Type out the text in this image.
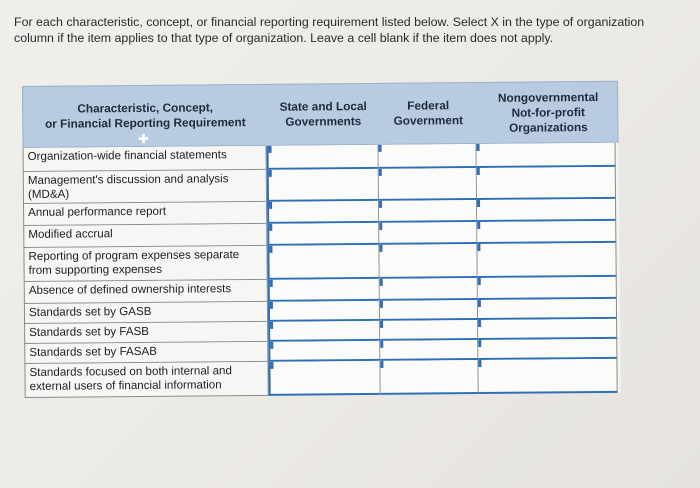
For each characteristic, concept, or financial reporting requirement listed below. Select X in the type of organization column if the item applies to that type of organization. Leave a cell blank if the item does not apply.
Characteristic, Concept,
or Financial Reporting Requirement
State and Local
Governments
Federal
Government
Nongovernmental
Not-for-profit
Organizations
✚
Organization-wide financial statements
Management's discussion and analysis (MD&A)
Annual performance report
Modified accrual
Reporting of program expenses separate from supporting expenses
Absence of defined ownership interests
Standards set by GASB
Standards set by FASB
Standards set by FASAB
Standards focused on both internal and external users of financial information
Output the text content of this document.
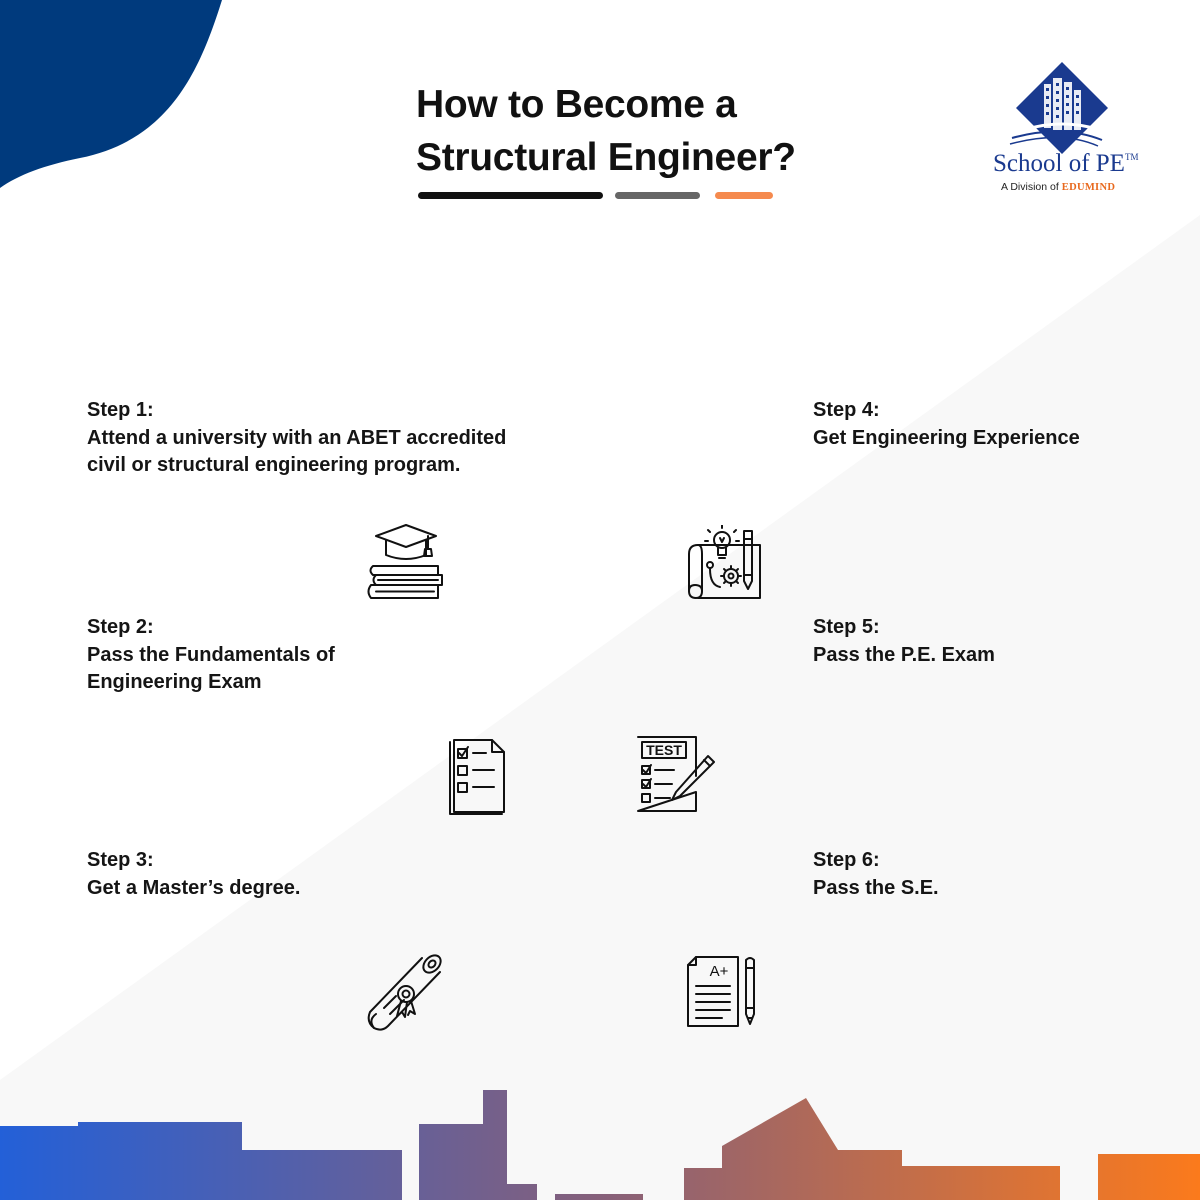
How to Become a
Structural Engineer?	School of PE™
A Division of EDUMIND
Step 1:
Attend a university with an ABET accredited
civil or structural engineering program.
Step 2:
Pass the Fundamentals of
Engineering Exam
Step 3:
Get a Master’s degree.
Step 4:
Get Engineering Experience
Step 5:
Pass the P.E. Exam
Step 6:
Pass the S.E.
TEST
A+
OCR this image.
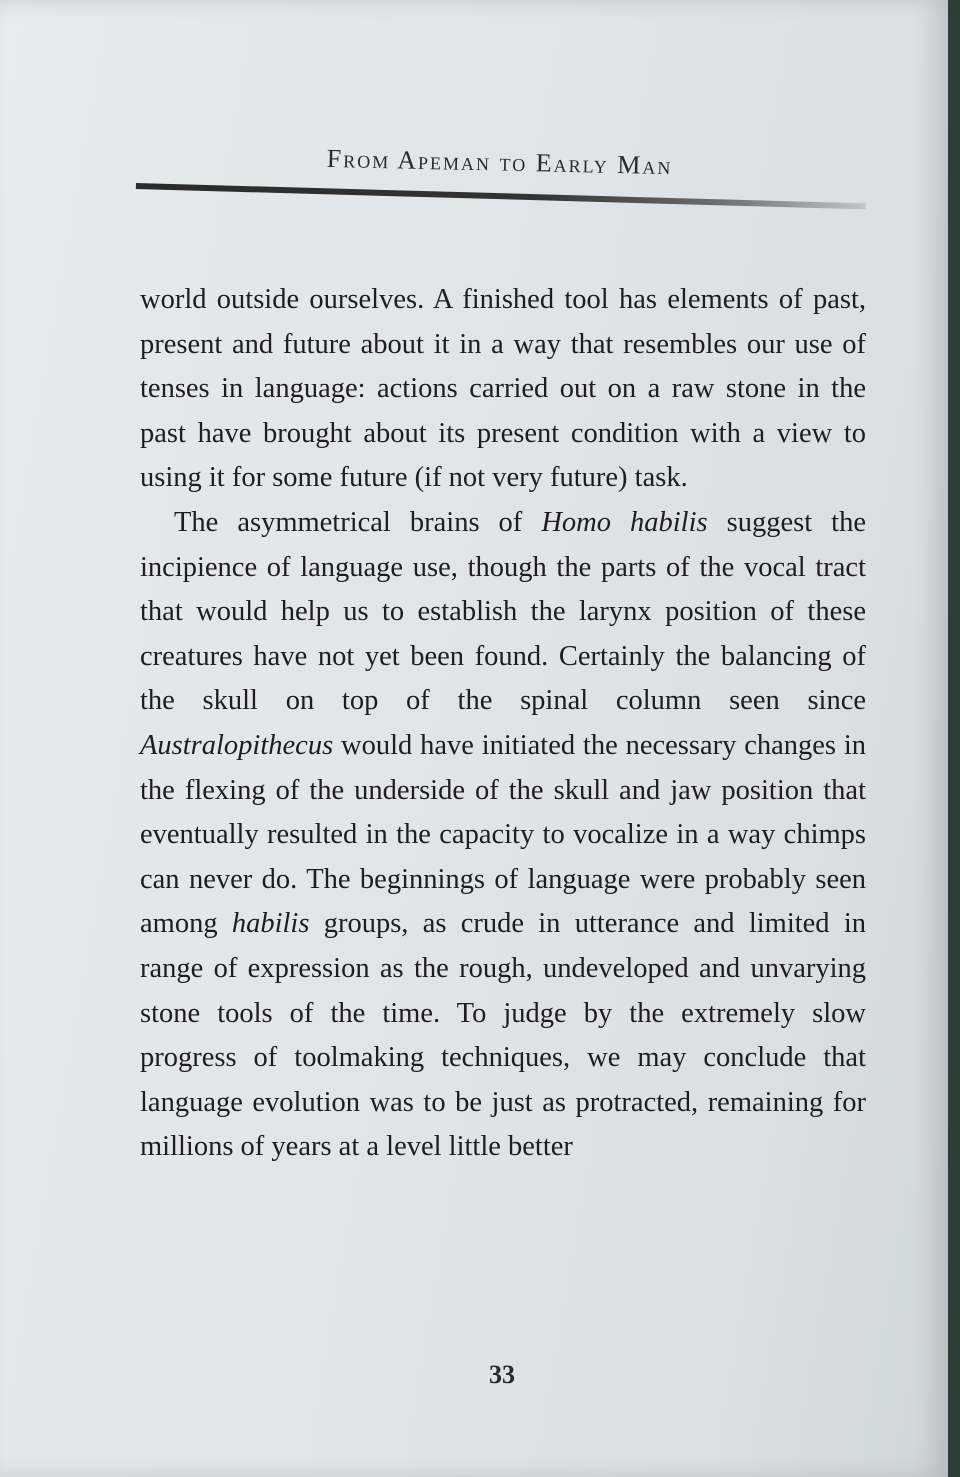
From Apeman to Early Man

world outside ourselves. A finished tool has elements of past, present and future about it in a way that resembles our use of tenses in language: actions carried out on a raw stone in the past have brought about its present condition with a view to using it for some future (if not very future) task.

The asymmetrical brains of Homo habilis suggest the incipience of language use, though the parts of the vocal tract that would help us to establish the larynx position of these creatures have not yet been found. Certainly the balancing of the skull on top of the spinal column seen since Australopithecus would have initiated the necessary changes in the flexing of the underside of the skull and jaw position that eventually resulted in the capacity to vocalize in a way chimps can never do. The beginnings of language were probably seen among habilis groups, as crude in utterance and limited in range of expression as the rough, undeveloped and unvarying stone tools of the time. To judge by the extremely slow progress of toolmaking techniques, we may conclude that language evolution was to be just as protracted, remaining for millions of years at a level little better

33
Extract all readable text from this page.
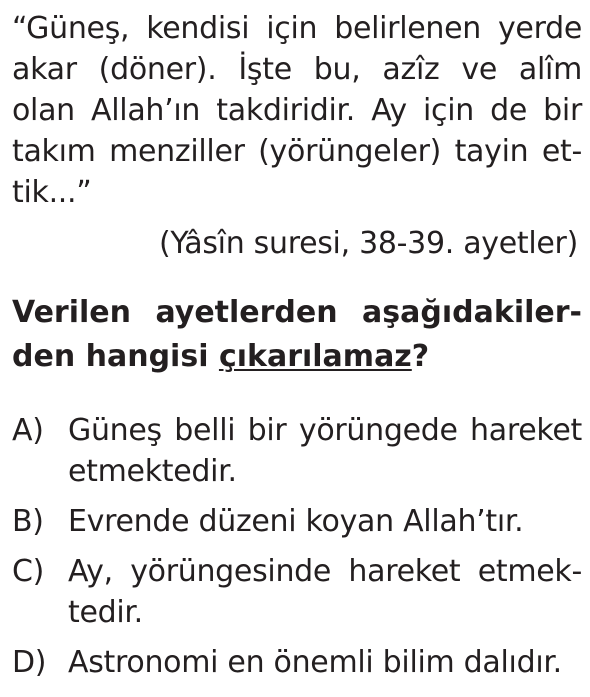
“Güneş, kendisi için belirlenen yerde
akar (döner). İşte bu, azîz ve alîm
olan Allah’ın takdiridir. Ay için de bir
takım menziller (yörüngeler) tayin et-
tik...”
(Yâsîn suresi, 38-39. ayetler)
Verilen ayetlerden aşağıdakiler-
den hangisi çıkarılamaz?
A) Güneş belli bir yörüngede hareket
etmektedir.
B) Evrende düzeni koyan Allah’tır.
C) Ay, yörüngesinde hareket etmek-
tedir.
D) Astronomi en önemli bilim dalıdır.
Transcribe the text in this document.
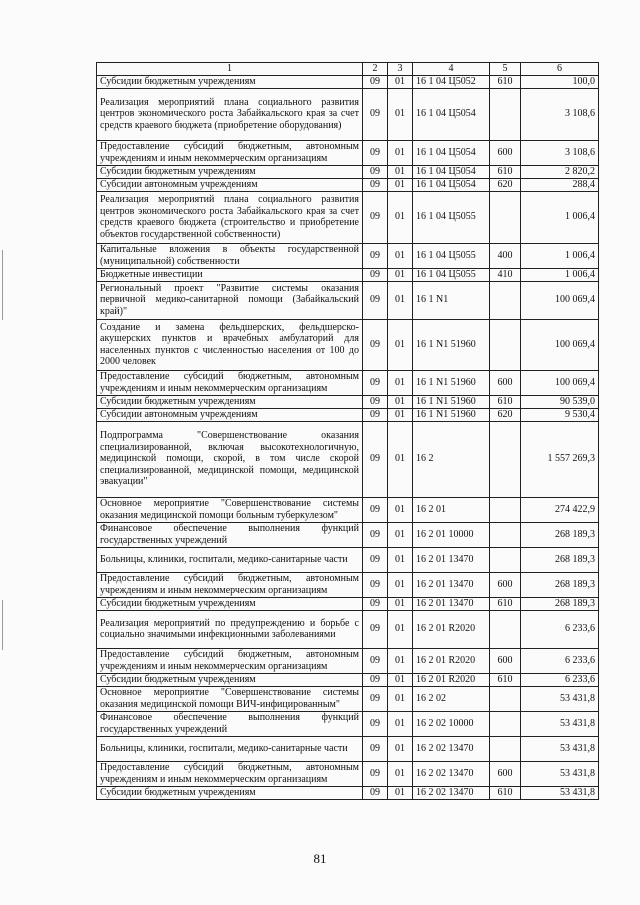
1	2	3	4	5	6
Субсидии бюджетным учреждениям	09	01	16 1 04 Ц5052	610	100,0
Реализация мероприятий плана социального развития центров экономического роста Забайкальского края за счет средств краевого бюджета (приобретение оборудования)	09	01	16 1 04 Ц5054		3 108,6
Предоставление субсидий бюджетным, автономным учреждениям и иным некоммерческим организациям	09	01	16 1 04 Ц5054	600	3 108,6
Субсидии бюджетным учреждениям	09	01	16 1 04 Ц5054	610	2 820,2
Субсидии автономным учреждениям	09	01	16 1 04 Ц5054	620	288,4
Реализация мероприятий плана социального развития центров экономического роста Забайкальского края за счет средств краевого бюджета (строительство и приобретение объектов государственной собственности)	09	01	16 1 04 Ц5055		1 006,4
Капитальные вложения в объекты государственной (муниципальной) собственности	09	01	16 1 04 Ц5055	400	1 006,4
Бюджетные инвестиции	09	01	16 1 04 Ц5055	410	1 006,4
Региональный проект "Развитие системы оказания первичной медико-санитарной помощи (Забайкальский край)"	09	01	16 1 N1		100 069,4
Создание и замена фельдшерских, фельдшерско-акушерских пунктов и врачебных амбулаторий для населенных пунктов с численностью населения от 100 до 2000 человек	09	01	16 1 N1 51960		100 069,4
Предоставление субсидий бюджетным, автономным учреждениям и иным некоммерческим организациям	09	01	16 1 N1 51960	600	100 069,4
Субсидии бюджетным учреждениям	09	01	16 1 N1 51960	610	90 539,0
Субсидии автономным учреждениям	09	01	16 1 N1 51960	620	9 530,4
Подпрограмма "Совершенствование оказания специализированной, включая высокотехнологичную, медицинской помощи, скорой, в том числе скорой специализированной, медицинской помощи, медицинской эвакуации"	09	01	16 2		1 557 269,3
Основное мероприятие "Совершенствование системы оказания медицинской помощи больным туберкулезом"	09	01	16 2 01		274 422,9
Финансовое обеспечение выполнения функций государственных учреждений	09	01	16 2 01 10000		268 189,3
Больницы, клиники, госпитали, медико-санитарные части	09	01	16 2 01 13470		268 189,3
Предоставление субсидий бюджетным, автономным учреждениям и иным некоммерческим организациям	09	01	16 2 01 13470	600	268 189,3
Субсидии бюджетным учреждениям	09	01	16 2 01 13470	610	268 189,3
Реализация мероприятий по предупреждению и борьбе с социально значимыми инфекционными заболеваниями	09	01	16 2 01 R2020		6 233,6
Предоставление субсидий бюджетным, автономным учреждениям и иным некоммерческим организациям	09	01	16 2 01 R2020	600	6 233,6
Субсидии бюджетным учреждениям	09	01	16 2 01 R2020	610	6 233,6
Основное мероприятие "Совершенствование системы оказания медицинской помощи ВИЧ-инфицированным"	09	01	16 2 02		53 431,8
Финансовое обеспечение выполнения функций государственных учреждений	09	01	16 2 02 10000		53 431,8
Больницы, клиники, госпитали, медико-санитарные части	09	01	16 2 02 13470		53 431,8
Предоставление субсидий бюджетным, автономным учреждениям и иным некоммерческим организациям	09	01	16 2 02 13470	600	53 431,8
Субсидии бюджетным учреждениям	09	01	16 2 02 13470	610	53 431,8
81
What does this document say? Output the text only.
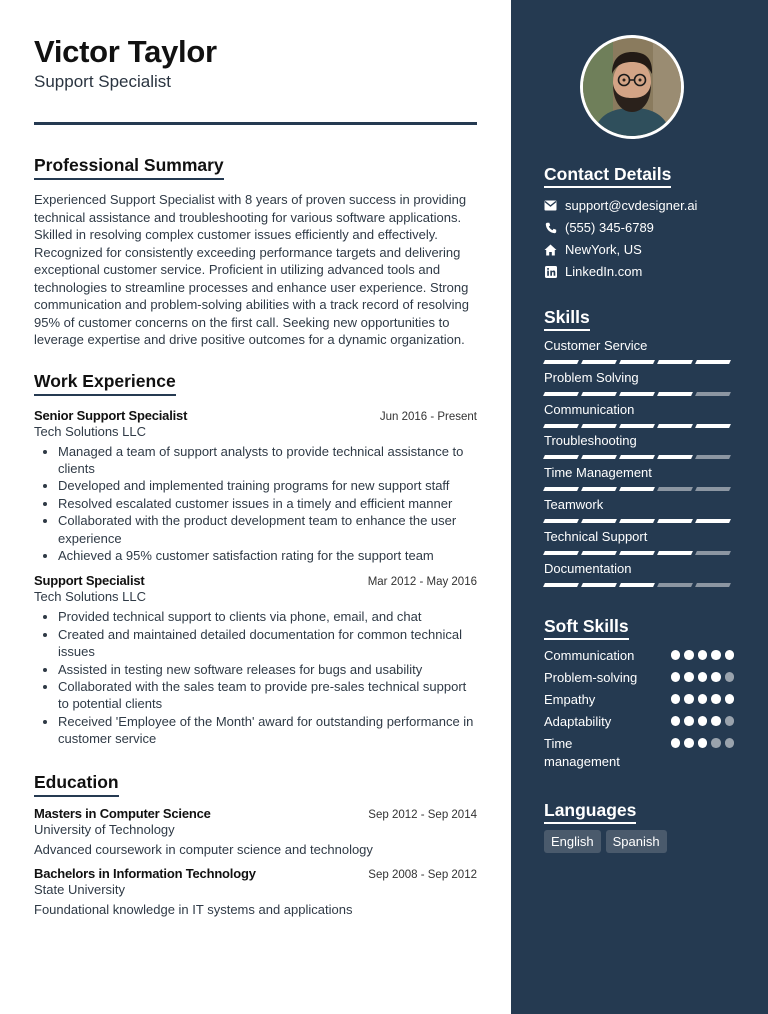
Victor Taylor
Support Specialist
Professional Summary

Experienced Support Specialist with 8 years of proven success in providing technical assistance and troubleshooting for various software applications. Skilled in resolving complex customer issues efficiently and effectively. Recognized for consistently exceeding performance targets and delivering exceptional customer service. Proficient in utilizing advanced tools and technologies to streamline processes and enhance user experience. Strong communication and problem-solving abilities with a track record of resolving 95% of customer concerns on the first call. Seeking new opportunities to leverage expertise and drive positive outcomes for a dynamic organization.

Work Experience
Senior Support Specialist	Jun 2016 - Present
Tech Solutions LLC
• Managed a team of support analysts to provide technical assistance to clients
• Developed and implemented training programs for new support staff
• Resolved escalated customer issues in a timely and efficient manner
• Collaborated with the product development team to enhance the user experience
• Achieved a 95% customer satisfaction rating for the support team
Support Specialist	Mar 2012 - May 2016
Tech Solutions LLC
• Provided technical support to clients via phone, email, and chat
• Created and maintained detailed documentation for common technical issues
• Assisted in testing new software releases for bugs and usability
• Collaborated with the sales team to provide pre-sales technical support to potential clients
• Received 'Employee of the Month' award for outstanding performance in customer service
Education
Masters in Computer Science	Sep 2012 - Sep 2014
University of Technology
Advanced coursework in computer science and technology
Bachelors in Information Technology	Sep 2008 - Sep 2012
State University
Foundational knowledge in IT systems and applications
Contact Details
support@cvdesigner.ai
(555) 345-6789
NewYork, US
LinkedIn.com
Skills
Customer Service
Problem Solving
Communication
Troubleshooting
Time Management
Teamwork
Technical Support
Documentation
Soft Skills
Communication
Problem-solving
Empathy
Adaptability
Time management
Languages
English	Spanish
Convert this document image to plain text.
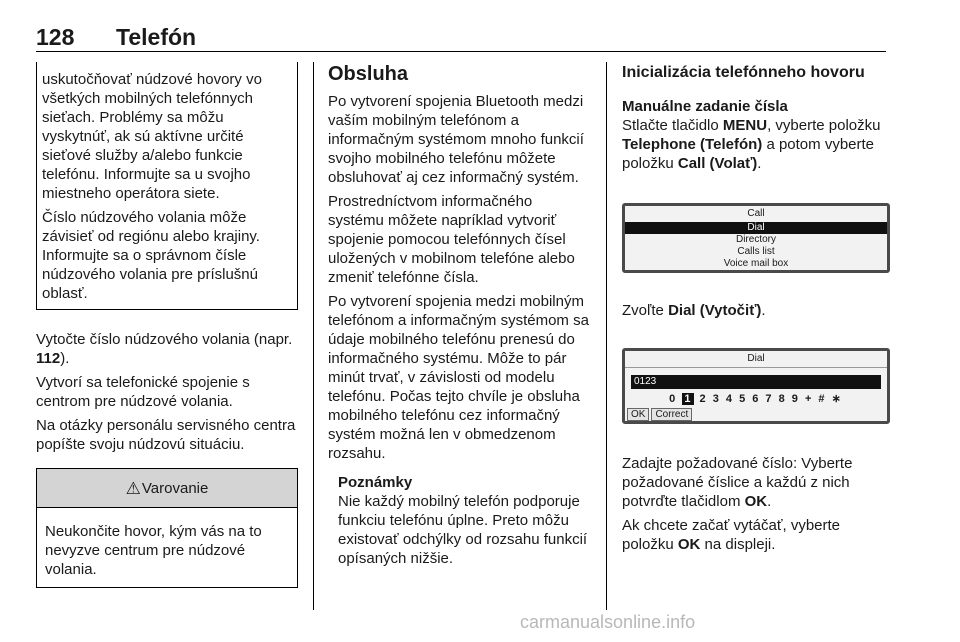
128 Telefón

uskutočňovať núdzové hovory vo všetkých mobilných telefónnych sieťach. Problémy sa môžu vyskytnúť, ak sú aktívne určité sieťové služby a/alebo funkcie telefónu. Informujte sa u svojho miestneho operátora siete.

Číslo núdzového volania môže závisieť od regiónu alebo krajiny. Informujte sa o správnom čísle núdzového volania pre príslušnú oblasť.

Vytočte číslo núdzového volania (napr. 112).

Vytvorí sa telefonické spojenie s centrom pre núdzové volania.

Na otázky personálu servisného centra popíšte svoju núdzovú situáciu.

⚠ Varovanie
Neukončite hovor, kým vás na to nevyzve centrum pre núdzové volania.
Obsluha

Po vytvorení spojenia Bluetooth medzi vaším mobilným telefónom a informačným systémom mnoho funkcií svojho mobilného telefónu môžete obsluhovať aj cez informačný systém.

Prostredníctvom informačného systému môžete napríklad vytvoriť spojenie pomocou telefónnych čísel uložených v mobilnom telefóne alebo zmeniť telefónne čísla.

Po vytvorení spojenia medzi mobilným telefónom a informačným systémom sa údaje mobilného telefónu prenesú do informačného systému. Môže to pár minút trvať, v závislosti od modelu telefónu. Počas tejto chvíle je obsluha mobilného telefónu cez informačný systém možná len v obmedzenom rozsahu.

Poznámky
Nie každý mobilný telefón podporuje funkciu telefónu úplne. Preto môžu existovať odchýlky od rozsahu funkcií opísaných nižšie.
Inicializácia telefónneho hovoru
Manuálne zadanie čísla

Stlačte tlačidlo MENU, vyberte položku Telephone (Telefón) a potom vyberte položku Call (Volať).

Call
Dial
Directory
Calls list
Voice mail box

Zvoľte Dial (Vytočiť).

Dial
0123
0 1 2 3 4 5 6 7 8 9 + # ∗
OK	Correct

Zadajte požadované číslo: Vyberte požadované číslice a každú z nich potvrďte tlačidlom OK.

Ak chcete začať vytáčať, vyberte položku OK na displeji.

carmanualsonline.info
________________________
Identify each line in the records above that contains the word "informačný", and copy it out in full.

Po vytvorení spojenia Bluetooth medzi vaším mobilným telefónom a informačným systémom mnoho funkcií svojho mobilného telefónu môžete obsluhovať aj cez informačný systém.
Po vytvorení spojenia medzi mobilným telefónom a informačným systémom sa údaje mobilného telefónu prenesú do informačného systému. Môže to pár minút trvať, v závislosti od modelu telefónu. Počas tejto chvíle je obsluha mobilného telefónu cez informačný systém možná len v obmedzenom rozsahu.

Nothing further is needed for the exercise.